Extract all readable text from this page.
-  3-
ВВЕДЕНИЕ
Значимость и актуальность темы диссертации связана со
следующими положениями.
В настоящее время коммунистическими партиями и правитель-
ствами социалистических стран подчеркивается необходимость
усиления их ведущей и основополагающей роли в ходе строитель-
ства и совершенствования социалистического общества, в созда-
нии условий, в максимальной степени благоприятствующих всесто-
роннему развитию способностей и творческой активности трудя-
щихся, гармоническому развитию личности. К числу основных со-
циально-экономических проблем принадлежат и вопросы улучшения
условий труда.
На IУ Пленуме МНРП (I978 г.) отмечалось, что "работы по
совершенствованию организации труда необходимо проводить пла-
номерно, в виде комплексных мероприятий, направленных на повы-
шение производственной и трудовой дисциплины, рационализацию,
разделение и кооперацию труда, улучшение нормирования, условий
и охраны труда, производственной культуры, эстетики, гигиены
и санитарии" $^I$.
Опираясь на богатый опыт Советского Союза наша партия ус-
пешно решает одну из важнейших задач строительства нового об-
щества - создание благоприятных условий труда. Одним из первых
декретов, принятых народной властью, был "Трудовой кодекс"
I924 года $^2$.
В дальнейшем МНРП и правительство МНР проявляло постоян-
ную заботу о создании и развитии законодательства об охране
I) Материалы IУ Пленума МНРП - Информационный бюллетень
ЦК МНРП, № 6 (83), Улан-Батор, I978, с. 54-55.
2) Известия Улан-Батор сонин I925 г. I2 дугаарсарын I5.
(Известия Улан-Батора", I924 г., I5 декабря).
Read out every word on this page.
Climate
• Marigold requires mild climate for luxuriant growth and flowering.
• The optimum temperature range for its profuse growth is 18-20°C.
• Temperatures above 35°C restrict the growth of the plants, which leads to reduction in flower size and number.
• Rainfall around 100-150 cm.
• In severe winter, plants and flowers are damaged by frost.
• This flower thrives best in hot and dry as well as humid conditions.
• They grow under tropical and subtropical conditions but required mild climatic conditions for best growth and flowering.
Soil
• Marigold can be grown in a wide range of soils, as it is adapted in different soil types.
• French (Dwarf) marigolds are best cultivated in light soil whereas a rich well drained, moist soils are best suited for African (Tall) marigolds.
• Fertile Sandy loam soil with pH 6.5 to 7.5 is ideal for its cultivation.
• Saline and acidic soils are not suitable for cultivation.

▬▬▬▬▬▬

TASK INSTRUCTIONS: Determine how many lines in the records contain "well", and reply with the number only.

ANSWER FOR THIS EXERCISE: 2